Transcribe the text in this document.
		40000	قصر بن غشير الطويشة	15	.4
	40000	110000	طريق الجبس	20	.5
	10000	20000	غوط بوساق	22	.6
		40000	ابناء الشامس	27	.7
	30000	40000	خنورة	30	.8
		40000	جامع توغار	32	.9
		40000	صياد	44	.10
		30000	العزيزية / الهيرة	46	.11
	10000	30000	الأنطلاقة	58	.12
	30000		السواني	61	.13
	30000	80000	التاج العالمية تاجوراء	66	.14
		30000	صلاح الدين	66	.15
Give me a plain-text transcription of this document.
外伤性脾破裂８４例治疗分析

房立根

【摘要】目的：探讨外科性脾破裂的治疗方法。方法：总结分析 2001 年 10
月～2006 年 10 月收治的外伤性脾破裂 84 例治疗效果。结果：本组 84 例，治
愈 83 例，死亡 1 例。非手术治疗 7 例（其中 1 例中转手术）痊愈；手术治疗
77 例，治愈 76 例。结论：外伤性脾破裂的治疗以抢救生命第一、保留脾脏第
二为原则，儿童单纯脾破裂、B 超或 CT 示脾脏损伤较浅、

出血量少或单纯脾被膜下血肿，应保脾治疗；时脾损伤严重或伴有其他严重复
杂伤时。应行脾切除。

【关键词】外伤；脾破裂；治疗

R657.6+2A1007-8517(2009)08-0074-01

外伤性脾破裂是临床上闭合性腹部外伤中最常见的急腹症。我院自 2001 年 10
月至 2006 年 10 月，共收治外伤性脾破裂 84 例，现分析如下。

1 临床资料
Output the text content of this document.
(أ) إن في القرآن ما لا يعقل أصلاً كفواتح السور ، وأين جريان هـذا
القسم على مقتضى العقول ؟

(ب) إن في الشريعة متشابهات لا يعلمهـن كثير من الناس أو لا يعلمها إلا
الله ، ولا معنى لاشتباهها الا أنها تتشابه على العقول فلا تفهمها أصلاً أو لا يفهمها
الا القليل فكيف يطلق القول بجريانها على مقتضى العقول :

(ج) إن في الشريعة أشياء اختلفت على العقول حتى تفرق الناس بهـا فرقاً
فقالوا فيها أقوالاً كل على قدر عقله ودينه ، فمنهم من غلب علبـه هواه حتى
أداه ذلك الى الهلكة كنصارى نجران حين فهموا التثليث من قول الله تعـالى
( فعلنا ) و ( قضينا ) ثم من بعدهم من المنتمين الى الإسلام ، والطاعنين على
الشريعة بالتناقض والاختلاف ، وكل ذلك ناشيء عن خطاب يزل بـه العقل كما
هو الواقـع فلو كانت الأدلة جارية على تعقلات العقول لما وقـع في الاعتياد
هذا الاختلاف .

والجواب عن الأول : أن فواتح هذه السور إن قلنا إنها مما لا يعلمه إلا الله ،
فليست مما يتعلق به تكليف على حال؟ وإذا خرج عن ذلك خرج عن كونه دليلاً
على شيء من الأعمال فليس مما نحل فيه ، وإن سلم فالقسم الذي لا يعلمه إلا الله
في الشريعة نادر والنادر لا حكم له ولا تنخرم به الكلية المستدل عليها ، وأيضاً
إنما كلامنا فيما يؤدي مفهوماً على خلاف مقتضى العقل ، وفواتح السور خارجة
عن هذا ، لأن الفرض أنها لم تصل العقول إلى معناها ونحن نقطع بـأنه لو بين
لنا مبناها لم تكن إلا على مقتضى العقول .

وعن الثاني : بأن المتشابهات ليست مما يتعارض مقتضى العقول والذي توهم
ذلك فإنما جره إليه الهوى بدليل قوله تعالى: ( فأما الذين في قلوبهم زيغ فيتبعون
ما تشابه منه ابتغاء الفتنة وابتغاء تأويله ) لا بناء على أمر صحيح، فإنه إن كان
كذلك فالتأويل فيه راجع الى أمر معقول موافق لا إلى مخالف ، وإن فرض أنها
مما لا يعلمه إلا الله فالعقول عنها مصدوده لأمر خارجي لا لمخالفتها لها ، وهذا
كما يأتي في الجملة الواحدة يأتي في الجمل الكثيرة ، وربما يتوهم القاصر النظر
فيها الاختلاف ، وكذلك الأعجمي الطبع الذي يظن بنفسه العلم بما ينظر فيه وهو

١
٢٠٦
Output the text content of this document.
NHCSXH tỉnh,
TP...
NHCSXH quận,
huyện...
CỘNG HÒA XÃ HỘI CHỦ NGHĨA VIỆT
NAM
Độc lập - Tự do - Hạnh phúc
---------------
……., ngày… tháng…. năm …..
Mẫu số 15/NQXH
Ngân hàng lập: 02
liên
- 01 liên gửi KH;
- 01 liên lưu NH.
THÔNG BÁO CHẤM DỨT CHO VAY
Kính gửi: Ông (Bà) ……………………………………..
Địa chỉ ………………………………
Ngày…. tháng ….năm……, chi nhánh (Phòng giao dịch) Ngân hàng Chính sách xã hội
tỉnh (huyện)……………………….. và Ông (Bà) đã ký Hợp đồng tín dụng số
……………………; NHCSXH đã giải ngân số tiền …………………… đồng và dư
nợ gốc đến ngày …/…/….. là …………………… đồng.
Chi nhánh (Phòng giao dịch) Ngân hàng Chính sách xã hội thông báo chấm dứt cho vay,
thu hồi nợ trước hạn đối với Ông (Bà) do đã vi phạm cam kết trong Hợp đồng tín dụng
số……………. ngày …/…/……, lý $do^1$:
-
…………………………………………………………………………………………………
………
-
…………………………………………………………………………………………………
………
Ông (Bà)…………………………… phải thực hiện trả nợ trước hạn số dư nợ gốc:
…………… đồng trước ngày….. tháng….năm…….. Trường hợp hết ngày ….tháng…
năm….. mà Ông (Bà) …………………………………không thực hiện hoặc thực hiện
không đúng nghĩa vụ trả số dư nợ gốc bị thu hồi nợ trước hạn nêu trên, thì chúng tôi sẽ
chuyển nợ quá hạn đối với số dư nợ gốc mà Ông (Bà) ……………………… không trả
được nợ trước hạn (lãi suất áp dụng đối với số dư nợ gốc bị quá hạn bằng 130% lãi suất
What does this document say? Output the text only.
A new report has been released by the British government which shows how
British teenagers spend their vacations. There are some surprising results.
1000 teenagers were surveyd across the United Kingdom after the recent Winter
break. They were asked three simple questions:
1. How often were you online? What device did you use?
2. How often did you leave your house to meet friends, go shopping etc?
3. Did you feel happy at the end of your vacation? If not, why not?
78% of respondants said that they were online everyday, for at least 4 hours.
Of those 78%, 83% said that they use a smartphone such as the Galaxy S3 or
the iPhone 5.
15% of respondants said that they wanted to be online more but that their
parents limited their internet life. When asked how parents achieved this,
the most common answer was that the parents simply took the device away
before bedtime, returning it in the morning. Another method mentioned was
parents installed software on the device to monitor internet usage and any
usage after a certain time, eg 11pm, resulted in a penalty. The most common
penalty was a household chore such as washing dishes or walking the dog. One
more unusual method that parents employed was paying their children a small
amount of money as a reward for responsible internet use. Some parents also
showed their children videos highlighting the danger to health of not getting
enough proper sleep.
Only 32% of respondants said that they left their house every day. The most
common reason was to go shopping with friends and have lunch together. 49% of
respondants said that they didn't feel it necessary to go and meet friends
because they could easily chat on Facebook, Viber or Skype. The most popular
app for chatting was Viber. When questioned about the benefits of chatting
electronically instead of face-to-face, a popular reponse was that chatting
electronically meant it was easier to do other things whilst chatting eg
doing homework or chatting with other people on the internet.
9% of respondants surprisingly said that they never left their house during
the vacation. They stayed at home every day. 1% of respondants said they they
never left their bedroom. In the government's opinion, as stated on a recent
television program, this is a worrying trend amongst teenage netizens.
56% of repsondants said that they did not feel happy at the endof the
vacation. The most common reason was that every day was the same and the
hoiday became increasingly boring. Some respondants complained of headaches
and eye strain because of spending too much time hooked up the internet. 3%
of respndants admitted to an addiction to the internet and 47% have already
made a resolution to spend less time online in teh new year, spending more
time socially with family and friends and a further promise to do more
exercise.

•••••

## Your instructions
Tally the lines of the data that hold the string "hiện". Answer with the number and nothing more.

## Full response
2